5En dernière analyse, la principale contribution d'Anzaldúa au problème de la (re)valorisation passe par l'hypothèse selon laquelle une théorie de la multiplicité et de la pollinisation croisée est inséparable de l'incarnation concrète de ces deux forces dans le sujet. Entrecroisées dans la conscience de la métisse, la théorie et la pratique de la pluralité indéfinie s'inscrivent dans le jeu multilingue par lequel elle transforme le monde en une expression de son hybridité bio-ethnique. A travers les concepts interdépendants de Terre-limite (pluralité non-hiérarchisée) et de métissage (mélange indéfini), le sujet Nietzschéen libre de valeurs et la scène de son actualisation trouvent à la fois leurs limites critiques et leur culmination radicale. On peut remarquer des échos (post-)Nietzschéens chez Anzaldúa lorsqu'elle critique les « habitudes figées » et les « frontières rigides » du jugement catégoriel, tels que les principes « du bien et du mal » ou le système de croyance qui « exclut » plutôt que « d'inclure » :
La nouvelle métisse [...] possède une personnalité plurielle, elle fonctionne de manière plurielle – rien n'est exclu, le bon, le mauvais et l'affreux, rien n'est rejeté, rien n'est abandonné. Non seulement elle supporte les contradictions, mais elle retourne l'ambivalence pour en faire du neuf [...] La solution au problème entre la race blanche et les autres, entre le masculin et le féminin, consiste à guérir le schisme né de la fondation de nos vies, de notre/nos culture(/s), de nos langages, de nos pensées. Un gigantesque déracinement de la pensée dualiste dans la conscience individuelle et collective [...] [La] métisse [...] défie les croyances d'ordre culturel/religieux et d'inspiration masculine des Indo-hispaniques et des Anglos [...] elle prend part à la création d'un nouveau système de valeurs [...] Elle est prête à partager, à se rendre vulnérable aux manières de voir et de penser étrangères. Elle renonce à toute notion de sécurité, se démet de tout ce qui est familier. Déconstruire, construire. Elle [est] capable de se transformer en arbre, en coyote, en quelqu'un d'autre. Elle apprend à transformer le petit « je » pour devenir le Soi total (Anzaldúa, pp. 79, 80-81, 82-83).

» **Données disponibles**:

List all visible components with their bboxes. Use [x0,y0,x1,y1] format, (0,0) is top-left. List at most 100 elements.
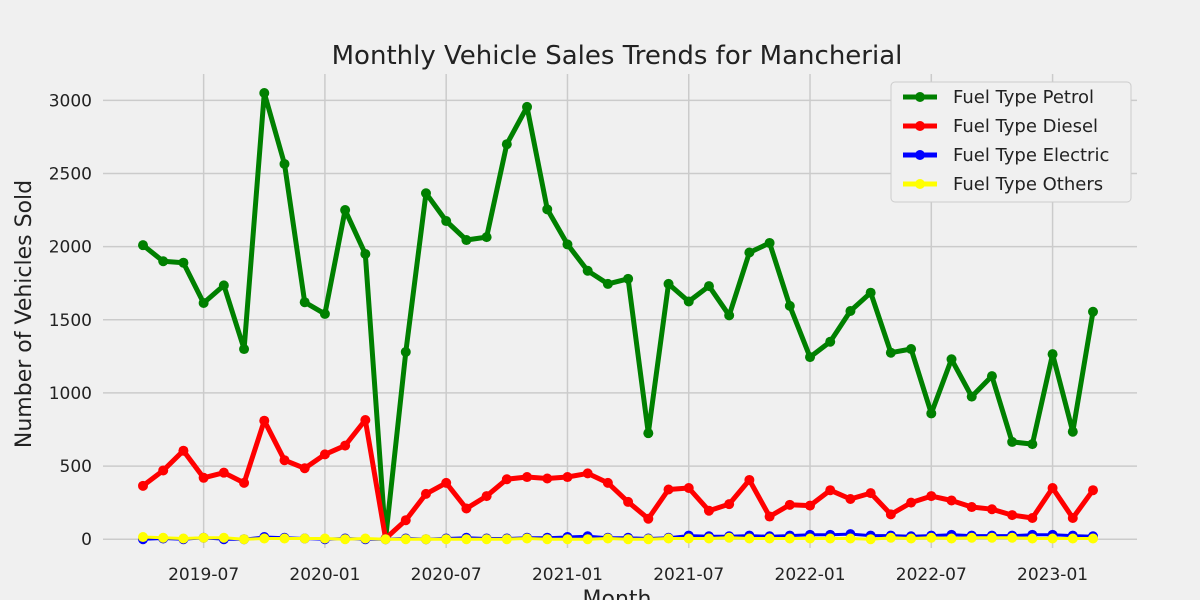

» **Énoncé**:
D'après le texte à lire, à travers quels concepts interdépendants Anzaldúa pense-t-elle la pluralité et le mélange ?

» **Réponse**:
À travers les concepts de Terre-limite (pluralité non-hiérarchisée) et de métissage (mélange indéfini).